■ **WRITTEN INSTRUCTION**: Repeat the entire listing exactly as written.
Begin
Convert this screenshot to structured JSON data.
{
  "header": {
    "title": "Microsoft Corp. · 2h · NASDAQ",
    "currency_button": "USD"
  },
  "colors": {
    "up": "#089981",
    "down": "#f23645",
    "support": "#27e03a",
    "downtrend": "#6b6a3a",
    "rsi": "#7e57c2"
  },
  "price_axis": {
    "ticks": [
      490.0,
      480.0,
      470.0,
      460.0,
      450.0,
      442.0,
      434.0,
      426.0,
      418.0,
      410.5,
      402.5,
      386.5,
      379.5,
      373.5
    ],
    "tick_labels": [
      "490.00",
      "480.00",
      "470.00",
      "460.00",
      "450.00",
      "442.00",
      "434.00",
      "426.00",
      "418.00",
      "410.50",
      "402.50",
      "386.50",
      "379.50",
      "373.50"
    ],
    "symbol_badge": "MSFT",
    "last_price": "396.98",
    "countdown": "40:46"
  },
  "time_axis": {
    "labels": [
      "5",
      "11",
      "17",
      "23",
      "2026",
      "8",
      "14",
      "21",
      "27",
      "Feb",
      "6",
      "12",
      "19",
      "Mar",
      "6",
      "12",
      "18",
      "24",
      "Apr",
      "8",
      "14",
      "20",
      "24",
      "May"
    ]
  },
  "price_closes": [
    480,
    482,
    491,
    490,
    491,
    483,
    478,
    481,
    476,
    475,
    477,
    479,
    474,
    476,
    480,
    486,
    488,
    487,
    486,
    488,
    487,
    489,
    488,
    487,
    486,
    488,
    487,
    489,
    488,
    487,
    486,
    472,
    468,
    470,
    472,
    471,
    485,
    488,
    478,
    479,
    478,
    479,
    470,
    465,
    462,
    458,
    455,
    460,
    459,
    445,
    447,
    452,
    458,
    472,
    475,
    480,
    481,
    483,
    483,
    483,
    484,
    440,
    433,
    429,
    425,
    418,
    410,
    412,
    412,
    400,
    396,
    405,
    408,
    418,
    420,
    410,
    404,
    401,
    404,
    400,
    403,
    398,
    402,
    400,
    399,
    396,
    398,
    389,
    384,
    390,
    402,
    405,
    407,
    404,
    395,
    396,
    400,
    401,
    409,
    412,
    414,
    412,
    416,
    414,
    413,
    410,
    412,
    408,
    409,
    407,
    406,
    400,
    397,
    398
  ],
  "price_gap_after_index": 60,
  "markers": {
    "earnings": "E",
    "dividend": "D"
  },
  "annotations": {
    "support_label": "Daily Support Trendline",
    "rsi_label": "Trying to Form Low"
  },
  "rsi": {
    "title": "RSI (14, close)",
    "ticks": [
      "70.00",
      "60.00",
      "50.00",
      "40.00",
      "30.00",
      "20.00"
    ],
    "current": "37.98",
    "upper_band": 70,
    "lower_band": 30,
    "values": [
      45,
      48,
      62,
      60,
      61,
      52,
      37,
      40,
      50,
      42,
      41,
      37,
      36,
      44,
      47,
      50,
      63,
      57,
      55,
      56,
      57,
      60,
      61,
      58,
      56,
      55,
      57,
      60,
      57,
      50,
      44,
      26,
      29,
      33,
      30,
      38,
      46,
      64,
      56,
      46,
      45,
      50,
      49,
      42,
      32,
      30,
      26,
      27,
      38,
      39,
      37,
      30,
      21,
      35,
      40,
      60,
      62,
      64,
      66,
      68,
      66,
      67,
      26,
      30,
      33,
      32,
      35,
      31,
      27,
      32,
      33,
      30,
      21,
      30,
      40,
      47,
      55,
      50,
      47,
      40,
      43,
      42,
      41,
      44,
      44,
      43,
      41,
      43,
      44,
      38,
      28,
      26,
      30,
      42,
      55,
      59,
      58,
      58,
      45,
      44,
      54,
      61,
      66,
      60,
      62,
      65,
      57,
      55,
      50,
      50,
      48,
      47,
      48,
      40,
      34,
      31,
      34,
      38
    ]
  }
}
End
■ **OUTPUT OF THE TASK**:
Convert this screenshot to structured JSON data.
{
  "header": {
    "title": "Microsoft Corp. · 2h · NASDAQ",
    "currency_button": "USD"
  },
  "colors": {
    "up": "#089981",
    "down": "#f23645",
    "support": "#27e03a",
    "downtrend": "#6b6a3a",
    "rsi": "#7e57c2"
  },
  "price_axis": {
    "ticks": [
      490.0,
      480.0,
      470.0,
      460.0,
      450.0,
      442.0,
      434.0,
      426.0,
      418.0,
      410.5,
      402.5,
      386.5,
      379.5,
      373.5
    ],
    "tick_labels": [
      "490.00",
      "480.00",
      "470.00",
      "460.00",
      "450.00",
      "442.00",
      "434.00",
      "426.00",
      "418.00",
      "410.50",
      "402.50",
      "386.50",
      "379.50",
      "373.50"
    ],
    "symbol_badge": "MSFT",
    "last_price": "396.98",
    "countdown": "40:46"
  },
  "time_axis": {
    "labels": [
      "5",
      "11",
      "17",
      "23",
      "2026",
      "8",
      "14",
      "21",
      "27",
      "Feb",
      "6",
      "12",
      "19",
      "Mar",
      "6",
      "12",
      "18",
      "24",
      "Apr",
      "8",
      "14",
      "20",
      "24",
      "May"
    ]
  },
  "price_closes": [
    480,
    482,
    491,
    490,
    491,
    483,
    478,
    481,
    476,
    475,
    477,
    479,
    474,
    476,
    480,
    486,
    488,
    487,
    486,
    488,
    487,
    489,
    488,
    487,
    486,
    488,
    487,
    489,
    488,
    487,
    486,
    472,
    468,
    470,
    472,
    471,
    485,
    488,
    478,
    479,
    478,
    479,
    470,
    465,
    462,
    458,
    455,
    460,
    459,
    445,
    447,
    452,
    458,
    472,
    475,
    480,
    481,
    483,
    483,
    483,
    484,
    440,
    433,
    429,
    425,
    418,
    410,
    412,
    412,
    400,
    396,
    405,
    408,
    418,
    420,
    410,
    404,
    401,
    404,
    400,
    403,
    398,
    402,
    400,
    399,
    396,
    398,
    389,
    384,
    390,
    402,
    405,
    407,
    404,
    395,
    396,
    400,
    401,
    409,
    412,
    414,
    412,
    416,
    414,
    413,
    410,
    412,
    408,
    409,
    407,
    406,
    400,
    397,
    398
  ],
  "price_gap_after_index": 60,
  "markers": {
    "earnings": "E",
    "dividend": "D"
  },
  "annotations": {
    "support_label": "Daily Support Trendline",
    "rsi_label": "Trying to Form Low"
  },
  "rsi": {
    "title": "RSI (14, close)",
    "ticks": [
      "70.00",
      "60.00",
      "50.00",
      "40.00",
      "30.00",
      "20.00"
    ],
    "current": "37.98",
    "upper_band": 70,
    "lower_band": 30,
    "values": [
      45,
      48,
      62,
      60,
      61,
      52,
      37,
      40,
      50,
      42,
      41,
      37,
      36,
      44,
      47,
      50,
      63,
      57,
      55,
      56,
      57,
      60,
      61,
      58,
      56,
      55,
      57,
      60,
      57,
      50,
      44,
      26,
      29,
      33,
      30,
      38,
      46,
      64,
      56,
      46,
      45,
      50,
      49,
      42,
      32,
      30,
      26,
      27,
      38,
      39,
      37,
      30,
      21,
      35,
      40,
      60,
      62,
      64,
      66,
      68,
      66,
      67,
      26,
      30,
      33,
      32,
      35,
      31,
      27,
      32,
      33,
      30,
      21,
      30,
      40,
      47,
      55,
      50,
      47,
      40,
      43,
      42,
      41,
      44,
      44,
      43,
      41,
      43,
      44,
      38,
      28,
      26,
      30,
      42,
      55,
      59,
      58,
      58,
      45,
      44,
      54,
      61,
      66,
      60,
      62,
      65,
      57,
      55,
      50,
      50,
      48,
      47,
      48,
      40,
      34,
      31,
      34,
      38
    ]
  }
}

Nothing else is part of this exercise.